**Written request:** Write out all entries word for word.

**Records:**
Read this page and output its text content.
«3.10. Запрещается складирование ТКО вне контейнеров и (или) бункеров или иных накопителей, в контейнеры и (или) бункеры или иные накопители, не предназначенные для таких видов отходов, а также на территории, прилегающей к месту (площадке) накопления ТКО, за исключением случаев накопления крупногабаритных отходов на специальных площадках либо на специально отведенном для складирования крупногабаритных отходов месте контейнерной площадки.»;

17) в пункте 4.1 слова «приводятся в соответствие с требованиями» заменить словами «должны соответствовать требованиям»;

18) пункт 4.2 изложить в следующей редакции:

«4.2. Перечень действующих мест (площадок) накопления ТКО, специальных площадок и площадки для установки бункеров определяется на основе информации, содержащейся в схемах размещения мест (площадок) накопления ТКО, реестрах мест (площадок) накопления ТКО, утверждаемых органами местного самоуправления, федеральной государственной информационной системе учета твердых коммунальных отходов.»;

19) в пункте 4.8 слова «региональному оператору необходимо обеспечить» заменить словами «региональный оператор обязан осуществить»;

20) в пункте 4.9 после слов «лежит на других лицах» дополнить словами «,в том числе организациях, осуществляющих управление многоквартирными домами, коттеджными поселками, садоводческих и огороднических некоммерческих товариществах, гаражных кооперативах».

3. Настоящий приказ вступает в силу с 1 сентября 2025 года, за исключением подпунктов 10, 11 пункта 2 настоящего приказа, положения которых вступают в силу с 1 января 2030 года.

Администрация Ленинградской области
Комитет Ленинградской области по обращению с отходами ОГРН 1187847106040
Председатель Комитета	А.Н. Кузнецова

**Exercise solution:**
Read this page and output its text content.
«3.10. Запрещается складирование ТКО вне контейнеров и (или) бункеров или иных накопителей, в контейнеры и (или) бункеры или иные накопители, не предназначенные для таких видов отходов, а также на территории, прилегающей к месту (площадке) накопления ТКО, за исключением случаев накопления крупногабаритных отходов на специальных площадках либо на специально отведенном для складирования крупногабаритных отходов месте контейнерной площадки.»;

17) в пункте 4.1 слова «приводятся в соответствие с требованиями» заменить словами «должны соответствовать требованиям»;

18) пункт 4.2 изложить в следующей редакции:

«4.2. Перечень действующих мест (площадок) накопления ТКО, специальных площадок и площадки для установки бункеров определяется на основе информации, содержащейся в схемах размещения мест (площадок) накопления ТКО, реестрах мест (площадок) накопления ТКО, утверждаемых органами местного самоуправления, федеральной государственной информационной системе учета твердых коммунальных отходов.»;

19) в пункте 4.8 слова «региональному оператору необходимо обеспечить» заменить словами «региональный оператор обязан осуществить»;

20) в пункте 4.9 после слов «лежит на других лицах» дополнить словами «,в том числе организациях, осуществляющих управление многоквартирными домами, коттеджными поселками, садоводческих и огороднических некоммерческих товариществах, гаражных кооперативах».

3. Настоящий приказ вступает в силу с 1 сентября 2025 года, за исключением подпунктов 10, 11 пункта 2 настоящего приказа, положения которых вступают в силу с 1 января 2030 года.

Администрация Ленинградской области
Комитет Ленинградской области по обращению с отходами ОГРН 1187847106040
Председатель Комитета	А.Н. Кузнецова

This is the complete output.